Goal :: Of the lines listed below, how many contain the string "Self"? Answer with the number alone.

(Records from a collection of figures)
****************

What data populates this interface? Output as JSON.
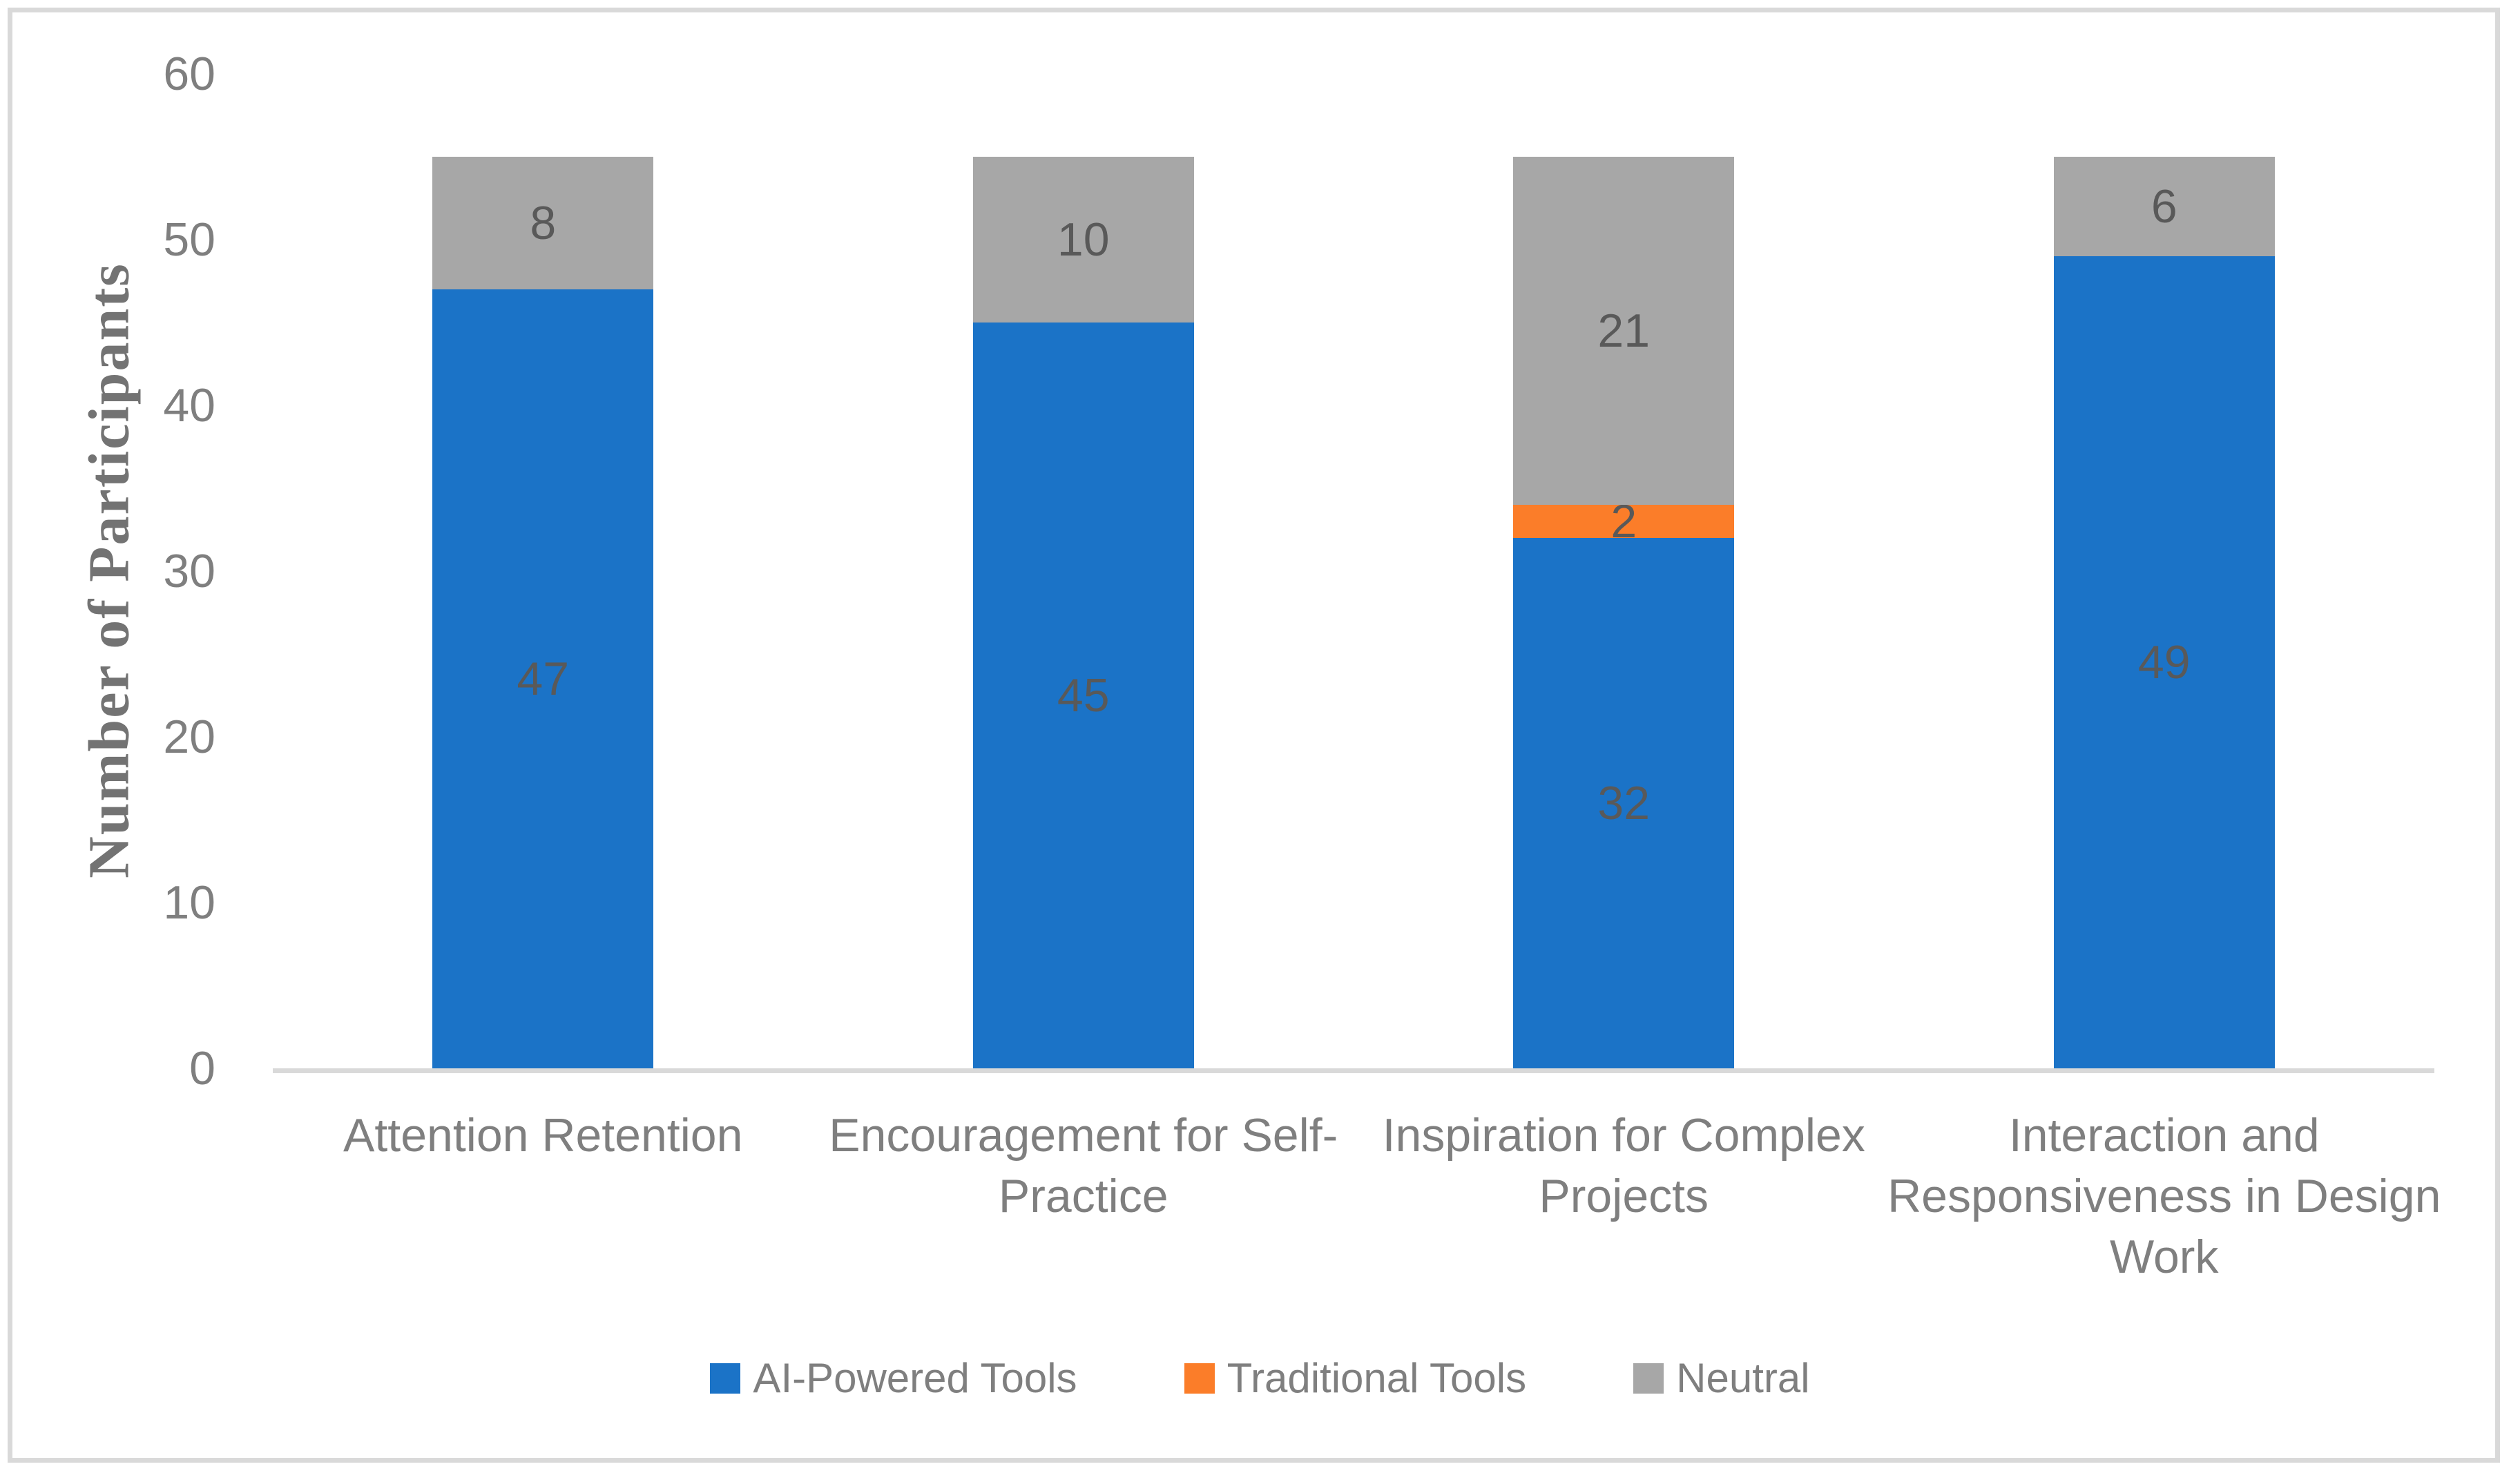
{
  "chart_data": {
    "type": "bar",
    "stacked": true,
    "title": "",
    "xlabel": "",
    "ylabel": "Number of Participants",
    "ylim": [
      0,
      60
    ],
    "yticks": [
      0,
      10,
      20,
      30,
      40,
      50,
      60
    ],
    "grid": false,
    "legend_position": "bottom",
    "data_labels": true,
    "categories": [
      "Attention Retention",
      "Encouragement for Self-Practice",
      "Inspiration for Complex Projects",
      "Interaction and Responsiveness in Design Work"
    ],
    "category_label_lines": [
      [
        "Attention Retention"
      ],
      [
        "Encouragement for Self-",
        "Practice"
      ],
      [
        "Inspiration for Complex",
        "Projects"
      ],
      [
        "Interaction and",
        "Responsiveness in Design",
        "Work"
      ]
    ],
    "series": [
      {
        "name": "AI-Powered Tools",
        "color": "#1B73C7",
        "values": [
          47,
          45,
          32,
          49
        ]
      },
      {
        "name": "Traditional Tools",
        "color": "#FB7D29",
        "values": [
          0,
          0,
          2,
          0
        ]
      },
      {
        "name": "Neutral",
        "color": "#A7A7A7",
        "values": [
          8,
          10,
          21,
          6
        ]
      }
    ],
    "totals": [
      55,
      55,
      55,
      55
    ]
  },
  "colors": {
    "background": "#FFFFFF",
    "border": "#D9D9D9",
    "axis_line": "#D9D9D9",
    "tick_text": "#7F7F7F",
    "category_text": "#7F7F7F",
    "legend_text": "#7F7F7F",
    "data_label_text": "#595959",
    "y_title_text": "#737373"
  }
}
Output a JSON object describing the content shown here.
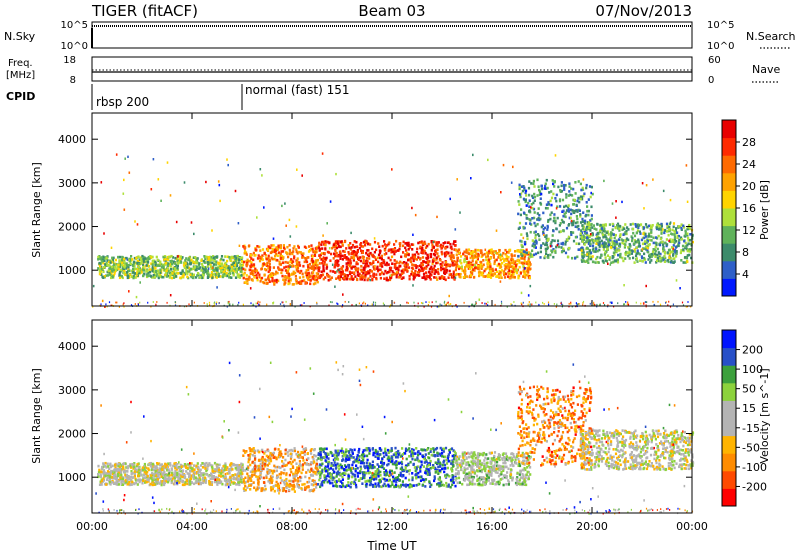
{
  "header": {
    "radar": "TIGER (fitACF)",
    "beam": "Beam 03",
    "date": "07/Nov/2013"
  },
  "status": {
    "nsky_label": "N.Sky",
    "nsky_ticks": [
      "10^5",
      "10^0"
    ],
    "nsearch_label": "N.Search",
    "nsearch_ticks": [
      "10^5",
      "10^0"
    ],
    "freq_label": "Freq.",
    "freq_unit": "[MHz]",
    "freq_ticks": [
      "18",
      "8"
    ],
    "nave_label": "Nave",
    "nave_ticks": [
      "60",
      "0"
    ],
    "cpid_label": "CPID",
    "cpid_segments": [
      {
        "label": "rbsp 200",
        "start": "00:00"
      },
      {
        "label": "normal (fast) 151",
        "start": "06:00"
      }
    ]
  },
  "chart_data": [
    {
      "type": "heatmap",
      "title": "",
      "xlabel": "",
      "ylabel": "Slant Range [km]",
      "x_ticks": [
        "00:00",
        "04:00",
        "08:00",
        "12:00",
        "16:00",
        "20:00",
        "00:00"
      ],
      "y_ticks": [
        "1000",
        "2000",
        "3000",
        "4000"
      ],
      "xlim_hours": [
        0,
        24
      ],
      "ylim_km": [
        180,
        4600
      ],
      "colorbar": {
        "label": "Power [dB]",
        "ticks": [
          "28",
          "24",
          "20",
          "16",
          "12",
          "8",
          "4"
        ],
        "range": [
          0,
          30
        ],
        "colors": [
          "#0019ff",
          "#2e5fc8",
          "#3c8b6b",
          "#5fb25a",
          "#aee03a",
          "#ffd400",
          "#ffa200",
          "#ff6a00",
          "#ff2a00",
          "#e80000"
        ]
      },
      "echo_bands": [
        {
          "start_hour": 0.2,
          "end_hour": 6.0,
          "range_km_min": 850,
          "range_km_max": 1350,
          "value": 12
        },
        {
          "start_hour": 6.0,
          "end_hour": 9.0,
          "range_km_min": 700,
          "range_km_max": 1600,
          "value": 22
        },
        {
          "start_hour": 9.0,
          "end_hour": 14.5,
          "range_km_min": 800,
          "range_km_max": 1700,
          "value": 26
        },
        {
          "start_hour": 14.5,
          "end_hour": 17.5,
          "range_km_min": 850,
          "range_km_max": 1500,
          "value": 20
        },
        {
          "start_hour": 17.0,
          "end_hour": 20.0,
          "range_km_min": 1300,
          "range_km_max": 3100,
          "value": 8
        },
        {
          "start_hour": 19.5,
          "end_hour": 24.0,
          "range_km_min": 1200,
          "range_km_max": 2100,
          "value": 10
        }
      ]
    },
    {
      "type": "heatmap",
      "title": "",
      "xlabel": "Time UT",
      "ylabel": "Slant Range [km]",
      "x_ticks": [
        "00:00",
        "04:00",
        "08:00",
        "12:00",
        "16:00",
        "20:00",
        "00:00"
      ],
      "y_ticks": [
        "1000",
        "2000",
        "3000",
        "4000"
      ],
      "xlim_hours": [
        0,
        24
      ],
      "ylim_km": [
        180,
        4600
      ],
      "colorbar": {
        "label": "Velocity [m s^-1]",
        "ticks": [
          "200",
          "100",
          "50",
          "15",
          "-15",
          "-50",
          "-100",
          "-200"
        ],
        "range": [
          -250,
          250
        ],
        "colors": [
          "#ff0000",
          "#ff4a00",
          "#ff8c00",
          "#ffb400",
          "#b4b4b4",
          "#b4b4b4",
          "#8cd23c",
          "#3ca03c",
          "#2850c8",
          "#0014ff"
        ]
      },
      "echo_bands": [
        {
          "start_hour": 0.2,
          "end_hour": 6.0,
          "range_km_min": 850,
          "range_km_max": 1350,
          "value": 0
        },
        {
          "start_hour": 6.0,
          "end_hour": 9.0,
          "range_km_min": 700,
          "range_km_max": 1700,
          "value": -80
        },
        {
          "start_hour": 9.0,
          "end_hour": 14.5,
          "range_km_min": 800,
          "range_km_max": 1700,
          "value": 150
        },
        {
          "start_hour": 14.5,
          "end_hour": 17.5,
          "range_km_min": 850,
          "range_km_max": 1600,
          "value": 30
        },
        {
          "start_hour": 17.0,
          "end_hour": 20.0,
          "range_km_min": 1300,
          "range_km_max": 3100,
          "value": -120
        },
        {
          "start_hour": 19.5,
          "end_hour": 24.0,
          "range_km_min": 1200,
          "range_km_max": 2100,
          "value": 0
        }
      ]
    }
  ]
}
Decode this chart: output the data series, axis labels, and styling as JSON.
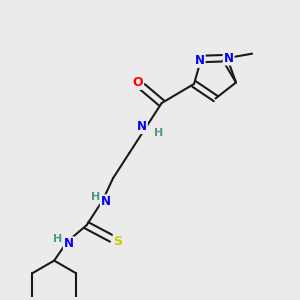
{
  "background_color": "#ebebeb",
  "bond_color": "#1a1a1a",
  "atom_colors": {
    "N": "#0000ff",
    "O": "#ff0000",
    "S": "#cccc00",
    "C": "#1a1a1a",
    "H": "#4a9a8a"
  },
  "figsize": [
    3.0,
    3.0
  ],
  "dpi": 100
}
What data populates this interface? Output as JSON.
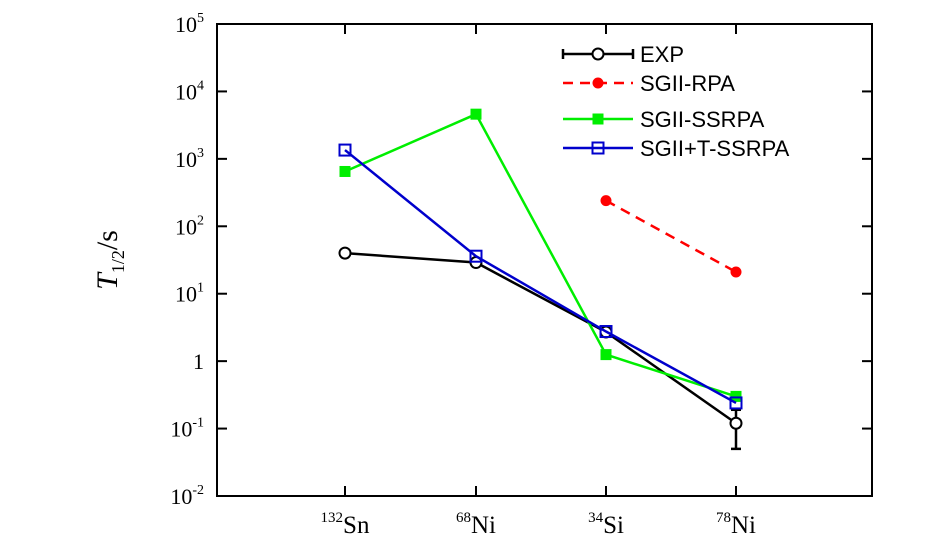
{
  "chart_data": {
    "type": "line",
    "ylabel": {
      "main": "T",
      "sub": "1/2",
      "unit": "/s"
    },
    "yscale": "log",
    "ylim": [
      0.01,
      100000
    ],
    "yticks": [
      {
        "value": 0.01,
        "base": "10",
        "exp": "-2"
      },
      {
        "value": 0.1,
        "base": "10",
        "exp": "-1"
      },
      {
        "value": 1,
        "base": "1",
        "exp": ""
      },
      {
        "value": 10,
        "base": "10",
        "exp": "1"
      },
      {
        "value": 100,
        "base": "10",
        "exp": "2"
      },
      {
        "value": 1000,
        "base": "10",
        "exp": "3"
      },
      {
        "value": 10000,
        "base": "10",
        "exp": "4"
      },
      {
        "value": 100000,
        "base": "10",
        "exp": "5"
      }
    ],
    "categories": [
      {
        "mass": "132",
        "symbol": "Sn"
      },
      {
        "mass": "68",
        "symbol": "Ni"
      },
      {
        "mass": "34",
        "symbol": "Si"
      },
      {
        "mass": "78",
        "symbol": "Ni"
      }
    ],
    "grid": false,
    "legend_position": "top-right",
    "series": [
      {
        "name": "EXP",
        "color": "#000000",
        "style": "solid",
        "marker": "open-circle",
        "values": [
          40,
          29,
          2.7,
          0.12
        ],
        "error_bars": [
          null,
          null,
          null,
          [
            0.05,
            0.19
          ]
        ]
      },
      {
        "name": "SGII-RPA",
        "color": "#ff0000",
        "style": "dashed",
        "marker": "filled-circle",
        "values": [
          null,
          null,
          240,
          21
        ]
      },
      {
        "name": "SGII-SSRPA",
        "color": "#00ee00",
        "style": "solid",
        "marker": "filled-square",
        "values": [
          650,
          4600,
          1.25,
          0.3
        ]
      },
      {
        "name": "SGII+T-SSRPA",
        "color": "#0000cc",
        "style": "solid",
        "marker": "open-square",
        "values": [
          1350,
          36,
          2.75,
          0.24
        ]
      }
    ]
  }
}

****************

Expected answer :: 2